**WORK TO DO:** From the listing below, pull out all lines with "level" in them.

**MATERIAL:**
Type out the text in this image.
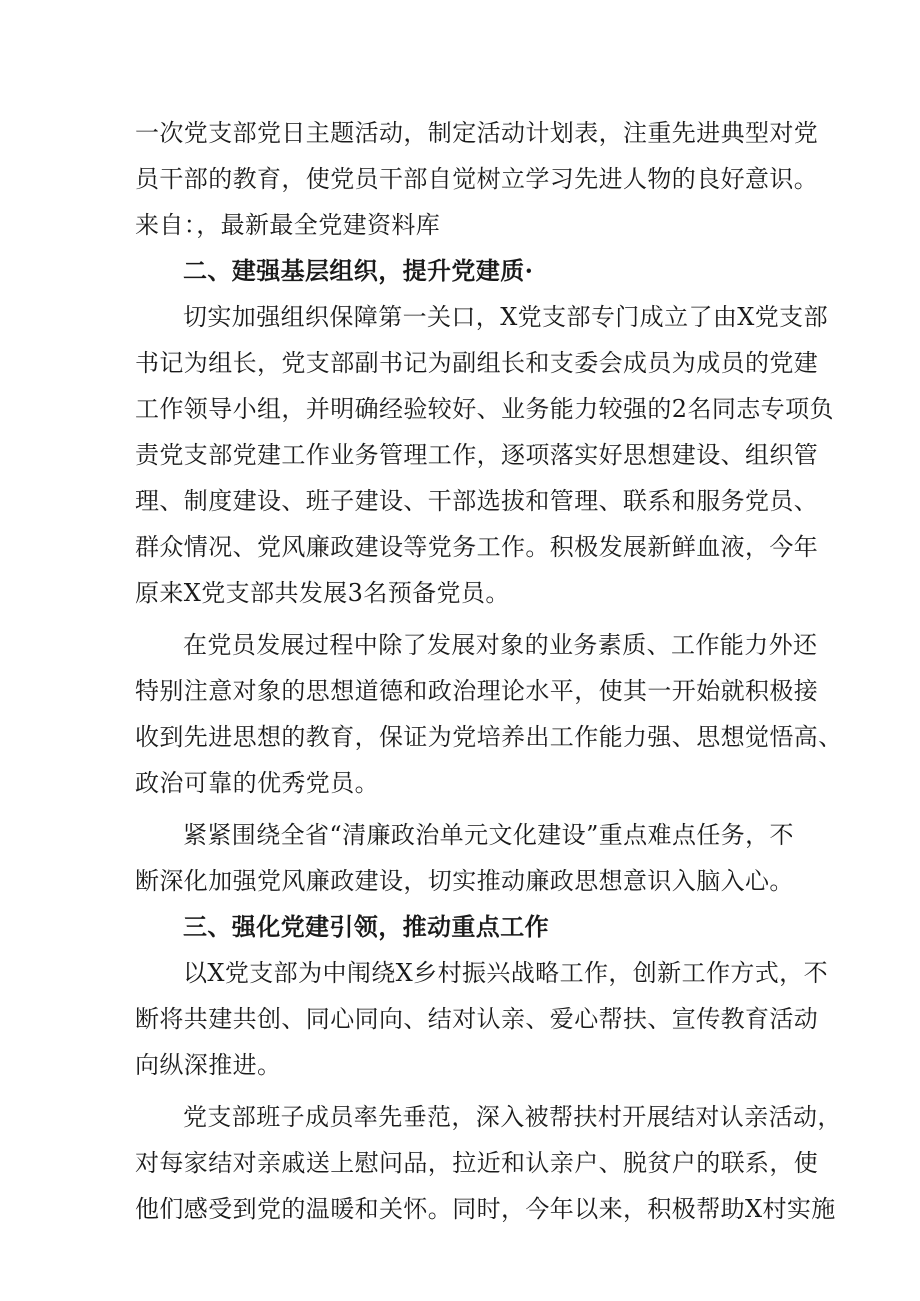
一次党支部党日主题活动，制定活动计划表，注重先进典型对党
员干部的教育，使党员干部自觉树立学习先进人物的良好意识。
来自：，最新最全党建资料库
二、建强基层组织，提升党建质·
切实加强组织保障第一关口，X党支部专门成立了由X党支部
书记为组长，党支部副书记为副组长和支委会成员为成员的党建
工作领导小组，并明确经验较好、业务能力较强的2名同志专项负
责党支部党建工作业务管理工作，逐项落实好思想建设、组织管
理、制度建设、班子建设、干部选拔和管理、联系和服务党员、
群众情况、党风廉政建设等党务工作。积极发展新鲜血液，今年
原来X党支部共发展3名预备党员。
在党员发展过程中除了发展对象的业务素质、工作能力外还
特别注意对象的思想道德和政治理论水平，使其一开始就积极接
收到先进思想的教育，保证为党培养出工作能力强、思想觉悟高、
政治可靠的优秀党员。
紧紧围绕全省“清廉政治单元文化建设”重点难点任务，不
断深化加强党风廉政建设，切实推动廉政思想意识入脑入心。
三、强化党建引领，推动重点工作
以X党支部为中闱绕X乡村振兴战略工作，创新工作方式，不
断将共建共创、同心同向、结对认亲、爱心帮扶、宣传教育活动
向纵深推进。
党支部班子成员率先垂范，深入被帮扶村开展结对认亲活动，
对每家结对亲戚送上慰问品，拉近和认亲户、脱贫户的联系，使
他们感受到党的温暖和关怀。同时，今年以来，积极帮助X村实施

--

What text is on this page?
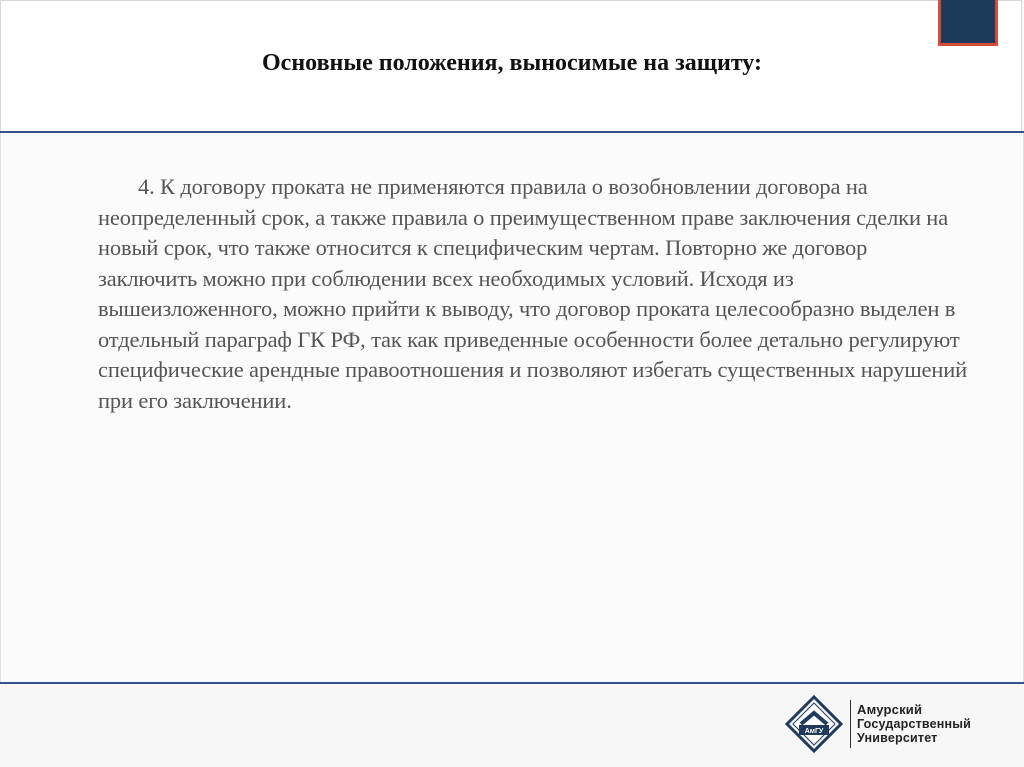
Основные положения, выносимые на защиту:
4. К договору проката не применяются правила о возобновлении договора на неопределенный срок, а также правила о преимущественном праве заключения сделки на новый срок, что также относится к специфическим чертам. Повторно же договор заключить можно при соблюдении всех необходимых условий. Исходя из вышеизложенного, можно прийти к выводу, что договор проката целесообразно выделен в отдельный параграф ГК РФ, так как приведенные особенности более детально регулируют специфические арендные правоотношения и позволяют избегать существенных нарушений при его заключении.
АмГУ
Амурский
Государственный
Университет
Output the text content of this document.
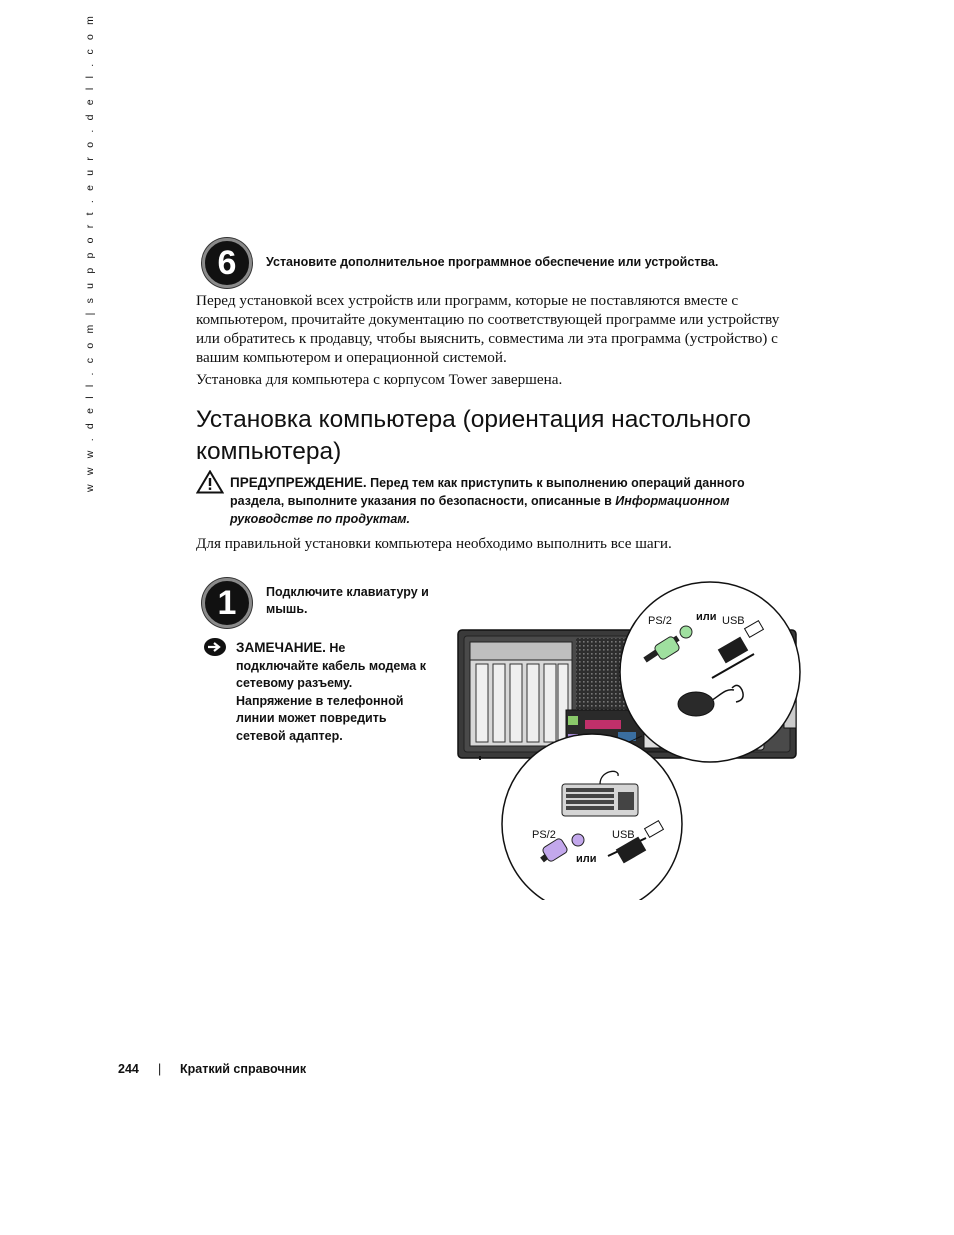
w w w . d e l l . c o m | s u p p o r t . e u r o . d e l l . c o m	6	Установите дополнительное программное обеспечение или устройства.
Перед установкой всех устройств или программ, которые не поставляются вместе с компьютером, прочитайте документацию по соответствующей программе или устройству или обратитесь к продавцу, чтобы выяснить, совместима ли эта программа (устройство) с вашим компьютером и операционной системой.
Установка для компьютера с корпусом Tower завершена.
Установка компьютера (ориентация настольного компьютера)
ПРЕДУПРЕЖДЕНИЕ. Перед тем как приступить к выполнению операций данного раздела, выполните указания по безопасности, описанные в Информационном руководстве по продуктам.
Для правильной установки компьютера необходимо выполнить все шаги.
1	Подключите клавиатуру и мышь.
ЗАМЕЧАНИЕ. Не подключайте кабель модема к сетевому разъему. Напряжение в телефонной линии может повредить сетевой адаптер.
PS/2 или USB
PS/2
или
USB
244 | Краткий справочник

--

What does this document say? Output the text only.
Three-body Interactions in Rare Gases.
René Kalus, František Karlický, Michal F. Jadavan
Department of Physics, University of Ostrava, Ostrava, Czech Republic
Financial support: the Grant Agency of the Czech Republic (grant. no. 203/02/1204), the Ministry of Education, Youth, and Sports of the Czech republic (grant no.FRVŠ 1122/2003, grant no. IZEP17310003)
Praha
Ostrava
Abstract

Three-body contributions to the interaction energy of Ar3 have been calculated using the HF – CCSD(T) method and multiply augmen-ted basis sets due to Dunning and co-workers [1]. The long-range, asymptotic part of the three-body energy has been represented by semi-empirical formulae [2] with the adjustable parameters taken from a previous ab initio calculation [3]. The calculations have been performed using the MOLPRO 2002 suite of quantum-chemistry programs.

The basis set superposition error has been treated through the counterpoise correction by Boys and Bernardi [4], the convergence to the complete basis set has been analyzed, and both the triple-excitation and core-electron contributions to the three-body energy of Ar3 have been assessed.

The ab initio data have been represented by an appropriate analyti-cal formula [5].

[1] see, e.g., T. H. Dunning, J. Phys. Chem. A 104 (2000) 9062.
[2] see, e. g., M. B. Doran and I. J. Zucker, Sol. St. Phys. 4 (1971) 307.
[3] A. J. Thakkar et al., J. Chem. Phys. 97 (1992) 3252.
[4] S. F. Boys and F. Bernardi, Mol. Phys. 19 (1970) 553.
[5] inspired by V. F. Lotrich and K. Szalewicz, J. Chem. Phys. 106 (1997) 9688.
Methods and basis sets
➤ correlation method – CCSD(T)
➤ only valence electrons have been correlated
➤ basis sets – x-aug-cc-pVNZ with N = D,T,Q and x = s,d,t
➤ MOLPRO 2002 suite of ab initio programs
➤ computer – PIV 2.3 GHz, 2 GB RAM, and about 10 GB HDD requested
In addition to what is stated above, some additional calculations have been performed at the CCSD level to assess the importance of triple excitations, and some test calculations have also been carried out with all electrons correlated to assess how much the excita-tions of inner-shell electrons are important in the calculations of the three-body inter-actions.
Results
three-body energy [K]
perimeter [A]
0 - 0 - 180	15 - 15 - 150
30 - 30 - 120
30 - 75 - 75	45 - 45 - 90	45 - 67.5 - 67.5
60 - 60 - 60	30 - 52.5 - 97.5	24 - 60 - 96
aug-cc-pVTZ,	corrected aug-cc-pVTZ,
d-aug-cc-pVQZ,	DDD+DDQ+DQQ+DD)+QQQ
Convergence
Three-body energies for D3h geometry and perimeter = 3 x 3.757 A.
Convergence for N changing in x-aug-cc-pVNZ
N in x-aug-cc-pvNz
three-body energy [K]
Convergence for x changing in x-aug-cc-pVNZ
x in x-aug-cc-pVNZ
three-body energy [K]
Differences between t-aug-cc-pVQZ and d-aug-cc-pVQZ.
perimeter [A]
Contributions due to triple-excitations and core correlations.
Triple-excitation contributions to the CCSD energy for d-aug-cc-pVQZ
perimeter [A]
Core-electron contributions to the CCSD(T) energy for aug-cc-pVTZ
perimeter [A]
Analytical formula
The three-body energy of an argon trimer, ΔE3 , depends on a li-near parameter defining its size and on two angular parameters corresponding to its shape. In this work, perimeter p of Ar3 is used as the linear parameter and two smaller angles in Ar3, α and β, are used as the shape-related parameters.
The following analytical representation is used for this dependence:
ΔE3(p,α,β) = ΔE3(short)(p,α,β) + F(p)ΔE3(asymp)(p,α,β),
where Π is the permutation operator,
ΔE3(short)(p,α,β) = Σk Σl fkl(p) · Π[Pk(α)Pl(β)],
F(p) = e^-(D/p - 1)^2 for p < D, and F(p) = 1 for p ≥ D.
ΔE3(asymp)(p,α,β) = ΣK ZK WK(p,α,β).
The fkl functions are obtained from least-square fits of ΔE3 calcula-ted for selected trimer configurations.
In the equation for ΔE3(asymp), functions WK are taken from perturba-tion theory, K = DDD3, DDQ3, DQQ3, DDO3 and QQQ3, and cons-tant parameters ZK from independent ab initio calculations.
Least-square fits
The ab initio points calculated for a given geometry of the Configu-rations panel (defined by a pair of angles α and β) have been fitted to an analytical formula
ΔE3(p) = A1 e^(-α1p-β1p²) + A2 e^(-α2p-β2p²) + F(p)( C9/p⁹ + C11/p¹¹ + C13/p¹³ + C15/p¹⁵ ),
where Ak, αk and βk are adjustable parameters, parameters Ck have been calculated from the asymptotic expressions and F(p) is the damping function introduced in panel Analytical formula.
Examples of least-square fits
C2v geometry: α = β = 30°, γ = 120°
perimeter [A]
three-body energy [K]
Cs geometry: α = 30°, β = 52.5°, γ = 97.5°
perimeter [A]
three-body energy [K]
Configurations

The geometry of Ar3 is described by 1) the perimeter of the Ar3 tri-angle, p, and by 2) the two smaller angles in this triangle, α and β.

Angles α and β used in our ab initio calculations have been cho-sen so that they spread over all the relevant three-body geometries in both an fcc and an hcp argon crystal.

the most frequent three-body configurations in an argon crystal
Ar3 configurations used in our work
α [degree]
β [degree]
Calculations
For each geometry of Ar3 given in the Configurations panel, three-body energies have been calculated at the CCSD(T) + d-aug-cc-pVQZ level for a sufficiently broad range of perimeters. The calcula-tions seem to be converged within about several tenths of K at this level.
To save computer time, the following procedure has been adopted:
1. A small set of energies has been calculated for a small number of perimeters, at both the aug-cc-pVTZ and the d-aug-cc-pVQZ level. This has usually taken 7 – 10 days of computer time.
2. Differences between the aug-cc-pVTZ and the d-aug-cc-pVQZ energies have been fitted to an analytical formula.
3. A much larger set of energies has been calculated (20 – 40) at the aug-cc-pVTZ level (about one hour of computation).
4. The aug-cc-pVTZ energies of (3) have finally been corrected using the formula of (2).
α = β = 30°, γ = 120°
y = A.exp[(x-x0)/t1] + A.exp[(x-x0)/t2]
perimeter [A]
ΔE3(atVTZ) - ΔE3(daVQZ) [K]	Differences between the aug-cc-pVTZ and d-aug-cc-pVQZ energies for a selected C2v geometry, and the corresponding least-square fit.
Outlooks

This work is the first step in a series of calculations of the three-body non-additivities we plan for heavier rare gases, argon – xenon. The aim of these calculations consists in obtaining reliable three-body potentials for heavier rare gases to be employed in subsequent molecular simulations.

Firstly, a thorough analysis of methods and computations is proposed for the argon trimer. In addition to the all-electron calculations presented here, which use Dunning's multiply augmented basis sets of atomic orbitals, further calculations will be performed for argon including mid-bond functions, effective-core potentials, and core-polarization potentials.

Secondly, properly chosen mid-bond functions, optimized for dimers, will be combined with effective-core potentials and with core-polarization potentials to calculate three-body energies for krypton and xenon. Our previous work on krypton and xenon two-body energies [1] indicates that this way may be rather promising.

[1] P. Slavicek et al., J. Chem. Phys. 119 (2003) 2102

**FINISHED TASK:**
In addition to what is stated above, some additional calculations have been performed at the CCSD level to assess the importance of triple excitations, and some test calculations have also been carried out with all electrons correlated to assess how much the excita-tions of inner-shell electrons are important in the calculations of the three-body inter-actions.
For each geometry of Ar3 given in the Configurations panel, three-body energies have been calculated at the CCSD(T) + d-aug-cc-pVQZ level for a sufficiently broad range of perimeters. The calcula-tions seem to be converged within about several tenths of K at this level.
1. A small set of energies has been calculated for a small number of perimeters, at both the aug-cc-pVTZ and the d-aug-cc-pVQZ level. This has usually taken 7 – 10 days of computer time.
3. A much larger set of energies has been calculated (20 – 40) at the aug-cc-pVTZ level (about one hour of computation).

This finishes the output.